(Dataset records)

--------

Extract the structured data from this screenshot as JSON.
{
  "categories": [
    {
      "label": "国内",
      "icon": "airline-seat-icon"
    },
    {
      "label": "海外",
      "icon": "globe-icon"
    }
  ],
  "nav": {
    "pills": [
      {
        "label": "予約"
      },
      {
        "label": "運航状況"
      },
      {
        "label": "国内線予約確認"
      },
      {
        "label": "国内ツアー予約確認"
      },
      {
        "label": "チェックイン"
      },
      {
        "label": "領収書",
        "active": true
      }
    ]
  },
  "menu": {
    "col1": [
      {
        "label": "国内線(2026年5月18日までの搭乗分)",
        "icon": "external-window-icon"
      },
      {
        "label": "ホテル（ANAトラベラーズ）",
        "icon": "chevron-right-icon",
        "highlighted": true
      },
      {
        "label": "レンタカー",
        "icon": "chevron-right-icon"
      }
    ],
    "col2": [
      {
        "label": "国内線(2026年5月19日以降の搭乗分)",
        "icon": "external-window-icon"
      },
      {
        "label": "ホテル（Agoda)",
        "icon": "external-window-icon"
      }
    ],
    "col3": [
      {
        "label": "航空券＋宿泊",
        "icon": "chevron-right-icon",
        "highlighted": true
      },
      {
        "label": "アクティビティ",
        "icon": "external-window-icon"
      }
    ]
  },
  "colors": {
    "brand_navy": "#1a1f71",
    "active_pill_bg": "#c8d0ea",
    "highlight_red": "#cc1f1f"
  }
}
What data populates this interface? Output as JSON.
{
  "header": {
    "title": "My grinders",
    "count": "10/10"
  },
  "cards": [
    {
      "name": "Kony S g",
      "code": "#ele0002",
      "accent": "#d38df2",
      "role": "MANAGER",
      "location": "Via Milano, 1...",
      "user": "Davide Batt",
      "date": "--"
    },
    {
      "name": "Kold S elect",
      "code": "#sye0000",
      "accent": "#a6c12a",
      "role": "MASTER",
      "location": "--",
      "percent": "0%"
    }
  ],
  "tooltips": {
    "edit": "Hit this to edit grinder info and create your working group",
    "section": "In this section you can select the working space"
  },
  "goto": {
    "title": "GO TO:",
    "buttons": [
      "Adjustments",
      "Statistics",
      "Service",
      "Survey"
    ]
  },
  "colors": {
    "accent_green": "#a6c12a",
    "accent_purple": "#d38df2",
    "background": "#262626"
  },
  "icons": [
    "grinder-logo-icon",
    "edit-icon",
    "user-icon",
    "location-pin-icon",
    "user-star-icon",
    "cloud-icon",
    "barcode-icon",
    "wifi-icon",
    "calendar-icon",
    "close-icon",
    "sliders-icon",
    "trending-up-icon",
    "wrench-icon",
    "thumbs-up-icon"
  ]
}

--------

--- Given request ---
From the material above, gather all lines that include the string "location" and copy them.

--- Solution for this problem ---
      "location": "Via Milano, 1...",
      "location": "--",
    "location-pin-icon",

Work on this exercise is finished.